DIRECTIONS
The entries below need to be written out exactly, with no pictures included.

>>>>

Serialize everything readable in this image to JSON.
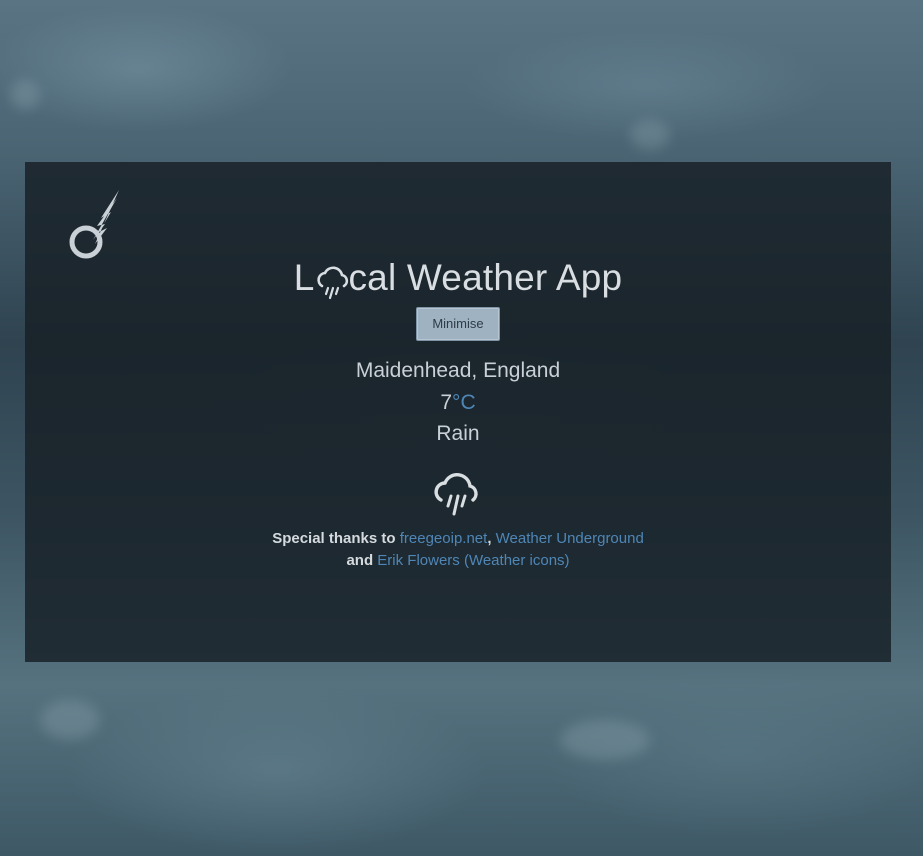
{
  "app": {
    "title_prefix": "L",
    "title_suffix": "cal Weather App",
    "title_icon": "rain-cloud-icon",
    "logo_icon": "comet-icon"
  },
  "controls": {
    "minimise_label": "Minimise"
  },
  "weather": {
    "location": "Maidenhead, England",
    "temperature": "7",
    "unit": "°C",
    "condition": "Rain",
    "icon": "rain-cloud-icon"
  },
  "credits": {
    "prefix": "Special thanks to",
    "link1": "freegeoip.net",
    "sep": ",",
    "link2": "Weather Underground",
    "and": "and",
    "link3": "Erik Flowers (Weather icons)"
  },
  "colors": {
    "accent": "#4f86b6",
    "card_bg": "#161e24",
    "text": "#c9d0d6"
  }
}
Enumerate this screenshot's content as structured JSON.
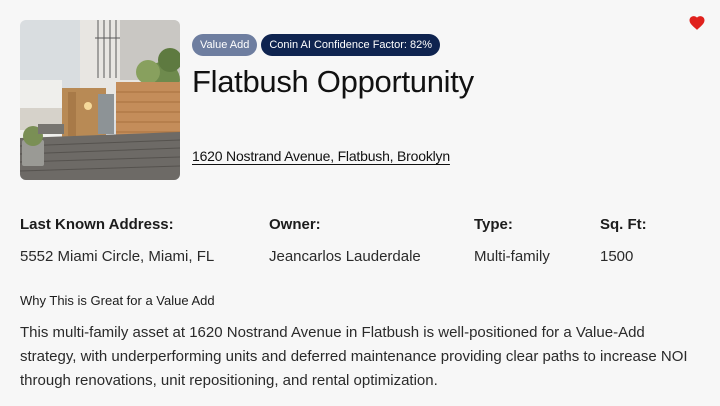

<<<<

EXERCISE OUTPUT
Serialize everything readable in this image to JSON.
{
  "app": {
    "title_prefix": "L",
    "title_suffix": "cal Weather App",
    "title_icon": "rain-cloud-icon",
    "logo_icon": "comet-icon"
  },
  "controls": {
    "minimise_label": "Minimise"
  },
  "weather": {
    "location": "Maidenhead, England",
    "temperature": "7",
    "unit": "°C",
    "condition": "Rain",
    "icon": "rain-cloud-icon"
  },
  "credits": {
    "prefix": "Special thanks to",
    "link1": "freegeoip.net",
    "sep": ",",
    "link2": "Weather Underground",
    "and": "and",
    "link3": "Erik Flowers (Weather icons)"
  },
  "colors": {
    "accent": "#4f86b6",
    "card_bg": "#161e24",
    "text": "#c9d0d6"
  }
}
Enumerate this screenshot's content as structured JSON.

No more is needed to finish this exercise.